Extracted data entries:
☆ ☆ ☆ ☆ ☆

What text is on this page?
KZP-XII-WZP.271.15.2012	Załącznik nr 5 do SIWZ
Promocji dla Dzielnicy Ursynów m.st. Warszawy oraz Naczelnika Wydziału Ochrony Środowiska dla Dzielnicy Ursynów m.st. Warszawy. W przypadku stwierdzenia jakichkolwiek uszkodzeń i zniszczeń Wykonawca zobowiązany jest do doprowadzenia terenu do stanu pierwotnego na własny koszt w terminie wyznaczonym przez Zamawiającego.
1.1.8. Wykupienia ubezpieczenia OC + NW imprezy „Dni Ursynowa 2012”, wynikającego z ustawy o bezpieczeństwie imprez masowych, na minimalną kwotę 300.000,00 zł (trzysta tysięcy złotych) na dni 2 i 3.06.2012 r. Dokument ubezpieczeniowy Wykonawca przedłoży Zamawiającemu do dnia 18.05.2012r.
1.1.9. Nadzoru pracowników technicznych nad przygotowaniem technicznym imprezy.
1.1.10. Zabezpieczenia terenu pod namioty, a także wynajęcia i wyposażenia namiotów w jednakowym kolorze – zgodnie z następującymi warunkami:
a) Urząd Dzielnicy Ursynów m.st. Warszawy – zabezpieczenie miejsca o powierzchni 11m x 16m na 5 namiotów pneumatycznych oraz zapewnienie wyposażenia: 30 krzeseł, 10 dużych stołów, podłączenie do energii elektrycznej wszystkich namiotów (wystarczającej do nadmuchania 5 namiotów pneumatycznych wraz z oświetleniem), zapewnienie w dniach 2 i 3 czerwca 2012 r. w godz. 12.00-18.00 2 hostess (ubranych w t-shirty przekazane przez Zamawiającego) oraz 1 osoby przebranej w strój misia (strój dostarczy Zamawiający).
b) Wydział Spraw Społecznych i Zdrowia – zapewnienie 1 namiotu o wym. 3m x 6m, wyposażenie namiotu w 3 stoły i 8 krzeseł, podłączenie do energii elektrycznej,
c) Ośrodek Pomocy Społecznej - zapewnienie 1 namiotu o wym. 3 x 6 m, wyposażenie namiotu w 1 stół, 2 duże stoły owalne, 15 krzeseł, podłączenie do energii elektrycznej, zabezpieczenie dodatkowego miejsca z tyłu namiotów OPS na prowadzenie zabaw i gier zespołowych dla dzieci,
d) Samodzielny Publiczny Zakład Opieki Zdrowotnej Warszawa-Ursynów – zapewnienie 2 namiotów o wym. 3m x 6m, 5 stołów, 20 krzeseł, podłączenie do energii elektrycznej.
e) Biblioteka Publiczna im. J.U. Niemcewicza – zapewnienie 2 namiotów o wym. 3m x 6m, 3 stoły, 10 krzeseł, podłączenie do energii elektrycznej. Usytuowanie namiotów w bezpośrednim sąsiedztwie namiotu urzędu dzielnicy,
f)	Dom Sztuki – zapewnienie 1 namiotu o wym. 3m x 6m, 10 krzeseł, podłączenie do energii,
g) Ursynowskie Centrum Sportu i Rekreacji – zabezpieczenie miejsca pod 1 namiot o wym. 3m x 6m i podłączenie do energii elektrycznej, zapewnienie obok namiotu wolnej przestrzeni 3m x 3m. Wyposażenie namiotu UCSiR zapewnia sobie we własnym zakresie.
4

☆ ☆ ☆ ☆ ☆

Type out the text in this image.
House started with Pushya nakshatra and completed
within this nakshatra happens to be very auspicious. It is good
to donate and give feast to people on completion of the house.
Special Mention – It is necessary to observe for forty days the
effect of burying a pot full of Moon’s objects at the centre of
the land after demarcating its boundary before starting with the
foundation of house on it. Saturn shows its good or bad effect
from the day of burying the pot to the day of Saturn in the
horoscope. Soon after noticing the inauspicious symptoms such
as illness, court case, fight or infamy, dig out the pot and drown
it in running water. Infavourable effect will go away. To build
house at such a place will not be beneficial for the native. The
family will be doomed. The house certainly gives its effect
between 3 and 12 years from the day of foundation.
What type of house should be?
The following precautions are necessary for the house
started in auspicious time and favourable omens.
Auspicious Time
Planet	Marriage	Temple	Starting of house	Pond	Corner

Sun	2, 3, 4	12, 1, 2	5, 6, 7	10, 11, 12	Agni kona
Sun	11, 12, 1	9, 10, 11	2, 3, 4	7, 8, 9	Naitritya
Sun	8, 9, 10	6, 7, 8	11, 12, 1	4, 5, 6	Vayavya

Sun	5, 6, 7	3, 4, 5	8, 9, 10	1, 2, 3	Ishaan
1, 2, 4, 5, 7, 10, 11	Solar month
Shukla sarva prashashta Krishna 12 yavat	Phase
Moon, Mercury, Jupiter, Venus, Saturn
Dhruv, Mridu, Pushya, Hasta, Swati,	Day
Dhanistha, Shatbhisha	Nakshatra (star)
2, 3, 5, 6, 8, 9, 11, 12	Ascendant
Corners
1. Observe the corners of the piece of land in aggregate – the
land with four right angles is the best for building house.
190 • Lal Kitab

☆ ☆ ☆ ☆ ☆

GIVEN REQUEST: From the listing above, collect each line in which the string "such" appears.

OUTPUT OF THE EXERCISE:
horoscope. Soon after noticing the inauspicious symptoms such
house at such a place will not be beneficial for the native. The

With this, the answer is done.